Items from a dataset

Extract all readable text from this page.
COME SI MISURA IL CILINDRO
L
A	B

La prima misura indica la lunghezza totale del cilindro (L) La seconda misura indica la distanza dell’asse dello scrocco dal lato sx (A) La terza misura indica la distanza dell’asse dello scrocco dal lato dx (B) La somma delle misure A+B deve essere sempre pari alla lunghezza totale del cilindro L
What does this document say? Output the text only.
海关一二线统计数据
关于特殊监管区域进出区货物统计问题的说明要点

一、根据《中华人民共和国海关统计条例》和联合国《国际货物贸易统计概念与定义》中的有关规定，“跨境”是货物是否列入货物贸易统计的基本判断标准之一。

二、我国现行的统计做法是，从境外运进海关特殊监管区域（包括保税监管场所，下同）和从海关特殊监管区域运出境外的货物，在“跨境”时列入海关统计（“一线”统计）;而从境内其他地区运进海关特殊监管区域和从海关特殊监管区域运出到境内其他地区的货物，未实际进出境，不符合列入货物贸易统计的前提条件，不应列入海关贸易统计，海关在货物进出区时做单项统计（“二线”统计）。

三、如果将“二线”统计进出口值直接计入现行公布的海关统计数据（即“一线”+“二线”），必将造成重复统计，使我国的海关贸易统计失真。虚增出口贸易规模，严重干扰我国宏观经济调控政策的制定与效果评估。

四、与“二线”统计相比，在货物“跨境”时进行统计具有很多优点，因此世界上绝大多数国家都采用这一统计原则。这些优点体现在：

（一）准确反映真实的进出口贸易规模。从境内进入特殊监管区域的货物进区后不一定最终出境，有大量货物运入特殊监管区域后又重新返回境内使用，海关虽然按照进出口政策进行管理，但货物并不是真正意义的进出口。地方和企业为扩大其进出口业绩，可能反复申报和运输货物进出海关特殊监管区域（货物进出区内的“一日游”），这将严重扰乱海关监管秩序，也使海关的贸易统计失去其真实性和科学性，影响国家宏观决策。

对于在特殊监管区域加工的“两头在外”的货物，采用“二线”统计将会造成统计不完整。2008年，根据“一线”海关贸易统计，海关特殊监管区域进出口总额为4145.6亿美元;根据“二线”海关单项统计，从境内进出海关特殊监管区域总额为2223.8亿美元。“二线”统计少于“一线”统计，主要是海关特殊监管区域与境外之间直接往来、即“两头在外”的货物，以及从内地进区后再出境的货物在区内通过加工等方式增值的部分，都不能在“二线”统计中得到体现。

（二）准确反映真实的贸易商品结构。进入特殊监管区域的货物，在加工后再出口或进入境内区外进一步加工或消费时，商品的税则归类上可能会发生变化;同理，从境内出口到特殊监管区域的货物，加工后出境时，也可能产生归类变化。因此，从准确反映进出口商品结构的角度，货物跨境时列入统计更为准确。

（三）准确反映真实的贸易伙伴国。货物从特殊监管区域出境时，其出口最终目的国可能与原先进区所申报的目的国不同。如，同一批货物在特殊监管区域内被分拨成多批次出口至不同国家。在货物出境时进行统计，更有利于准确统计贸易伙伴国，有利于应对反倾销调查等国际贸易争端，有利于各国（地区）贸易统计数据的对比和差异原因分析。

▶ [WHAT THE TASK ASKS]:
Retype all of the material above with every character intact.

▶ [TASK OUTPUT]:
Extract all readable text from this page.
COME SI MISURA IL CILINDRO
L
A	B

La prima misura indica la lunghezza totale del cilindro (L) La seconda misura indica la distanza dell’asse dello scrocco dal lato sx (A) La terza misura indica la distanza dell’asse dello scrocco dal lato dx (B) La somma delle misure A+B deve essere sempre pari alla lunghezza totale del cilindro L
What does this document say? Output the text only.
海关一二线统计数据
关于特殊监管区域进出区货物统计问题的说明要点

一、根据《中华人民共和国海关统计条例》和联合国《国际货物贸易统计概念与定义》中的有关规定，“跨境”是货物是否列入货物贸易统计的基本判断标准之一。

二、我国现行的统计做法是，从境外运进海关特殊监管区域（包括保税监管场所，下同）和从海关特殊监管区域运出境外的货物，在“跨境”时列入海关统计（“一线”统计）;而从境内其他地区运进海关特殊监管区域和从海关特殊监管区域运出到境内其他地区的货物，未实际进出境，不符合列入货物贸易统计的前提条件，不应列入海关贸易统计，海关在货物进出区时做单项统计（“二线”统计）。

三、如果将“二线”统计进出口值直接计入现行公布的海关统计数据（即“一线”+“二线”），必将造成重复统计，使我国的海关贸易统计失真。虚增出口贸易规模，严重干扰我国宏观经济调控政策的制定与效果评估。

四、与“二线”统计相比，在货物“跨境”时进行统计具有很多优点，因此世界上绝大多数国家都采用这一统计原则。这些优点体现在：

（一）准确反映真实的进出口贸易规模。从境内进入特殊监管区域的货物进区后不一定最终出境，有大量货物运入特殊监管区域后又重新返回境内使用，海关虽然按照进出口政策进行管理，但货物并不是真正意义的进出口。地方和企业为扩大其进出口业绩，可能反复申报和运输货物进出海关特殊监管区域（货物进出区内的“一日游”），这将严重扰乱海关监管秩序，也使海关的贸易统计失去其真实性和科学性，影响国家宏观决策。

对于在特殊监管区域加工的“两头在外”的货物，采用“二线”统计将会造成统计不完整。2008年，根据“一线”海关贸易统计，海关特殊监管区域进出口总额为4145.6亿美元;根据“二线”海关单项统计，从境内进出海关特殊监管区域总额为2223.8亿美元。“二线”统计少于“一线”统计，主要是海关特殊监管区域与境外之间直接往来、即“两头在外”的货物，以及从内地进区后再出境的货物在区内通过加工等方式增值的部分，都不能在“二线”统计中得到体现。

（二）准确反映真实的贸易商品结构。进入特殊监管区域的货物，在加工后再出口或进入境内区外进一步加工或消费时，商品的税则归类上可能会发生变化;同理，从境内出口到特殊监管区域的货物，加工后出境时，也可能产生归类变化。因此，从准确反映进出口商品结构的角度，货物跨境时列入统计更为准确。

（三）准确反映真实的贸易伙伴国。货物从特殊监管区域出境时，其出口最终目的国可能与原先进区所申报的目的国不同。如，同一批货物在特殊监管区域内被分拨成多批次出口至不同国家。在货物出境时进行统计，更有利于准确统计贸易伙伴国，有利于应对反倾销调查等国际贸易争端，有利于各国（地区）贸易统计数据的对比和差异原因分析。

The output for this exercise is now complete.